** start **

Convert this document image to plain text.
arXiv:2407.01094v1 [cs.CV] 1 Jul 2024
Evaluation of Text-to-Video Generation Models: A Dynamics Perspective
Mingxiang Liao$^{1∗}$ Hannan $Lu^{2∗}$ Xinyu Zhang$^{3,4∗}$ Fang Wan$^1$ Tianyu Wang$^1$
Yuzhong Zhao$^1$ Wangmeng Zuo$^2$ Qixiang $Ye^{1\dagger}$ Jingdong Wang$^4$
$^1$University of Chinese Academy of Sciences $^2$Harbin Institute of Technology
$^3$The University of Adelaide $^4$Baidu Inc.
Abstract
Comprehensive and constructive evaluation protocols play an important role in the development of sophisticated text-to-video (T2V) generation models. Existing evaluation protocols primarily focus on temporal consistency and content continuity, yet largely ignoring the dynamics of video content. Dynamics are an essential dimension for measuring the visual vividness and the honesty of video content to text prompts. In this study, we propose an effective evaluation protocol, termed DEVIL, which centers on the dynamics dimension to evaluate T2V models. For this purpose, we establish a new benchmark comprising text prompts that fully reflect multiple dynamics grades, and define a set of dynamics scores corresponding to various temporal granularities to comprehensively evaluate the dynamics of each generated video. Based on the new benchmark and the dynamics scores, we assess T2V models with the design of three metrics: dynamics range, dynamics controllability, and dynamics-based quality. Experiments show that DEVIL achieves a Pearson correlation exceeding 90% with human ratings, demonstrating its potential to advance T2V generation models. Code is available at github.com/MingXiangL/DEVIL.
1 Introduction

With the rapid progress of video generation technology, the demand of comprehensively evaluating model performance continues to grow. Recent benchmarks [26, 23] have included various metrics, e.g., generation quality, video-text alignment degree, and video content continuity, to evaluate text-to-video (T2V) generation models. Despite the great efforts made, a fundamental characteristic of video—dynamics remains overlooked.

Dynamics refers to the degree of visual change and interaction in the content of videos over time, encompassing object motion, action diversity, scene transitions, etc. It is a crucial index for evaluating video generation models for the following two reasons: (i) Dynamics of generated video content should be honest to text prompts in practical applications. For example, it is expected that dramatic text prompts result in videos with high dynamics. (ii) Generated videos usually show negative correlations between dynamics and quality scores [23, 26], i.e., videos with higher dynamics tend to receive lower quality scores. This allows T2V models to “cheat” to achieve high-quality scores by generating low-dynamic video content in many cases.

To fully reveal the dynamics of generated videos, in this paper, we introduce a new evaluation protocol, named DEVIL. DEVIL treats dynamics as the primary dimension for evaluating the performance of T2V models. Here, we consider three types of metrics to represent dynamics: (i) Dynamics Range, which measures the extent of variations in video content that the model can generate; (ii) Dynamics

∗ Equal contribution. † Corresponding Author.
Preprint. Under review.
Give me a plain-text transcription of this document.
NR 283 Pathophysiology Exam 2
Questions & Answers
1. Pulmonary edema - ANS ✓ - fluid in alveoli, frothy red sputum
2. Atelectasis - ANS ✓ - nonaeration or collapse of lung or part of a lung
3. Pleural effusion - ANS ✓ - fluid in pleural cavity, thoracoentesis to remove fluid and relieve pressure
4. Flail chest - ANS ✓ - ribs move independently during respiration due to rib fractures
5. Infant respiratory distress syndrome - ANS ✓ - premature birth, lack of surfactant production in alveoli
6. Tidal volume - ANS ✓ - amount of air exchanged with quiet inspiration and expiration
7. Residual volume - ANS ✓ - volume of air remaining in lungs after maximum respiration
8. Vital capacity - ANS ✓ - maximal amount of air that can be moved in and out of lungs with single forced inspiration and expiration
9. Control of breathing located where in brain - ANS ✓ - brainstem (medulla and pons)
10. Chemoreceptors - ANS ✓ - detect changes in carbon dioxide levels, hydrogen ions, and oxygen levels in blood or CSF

** end **

### TASK PROMPT
Take every line from the records above that has the word "alveoli" and copy it.

### THE REPLY
1. Pulmonary edema - ANS ✓ - fluid in alveoli, frothy red sputum
5. Infant respiratory distress syndrome - ANS ✓ - premature birth, lack of surfactant production in alveoli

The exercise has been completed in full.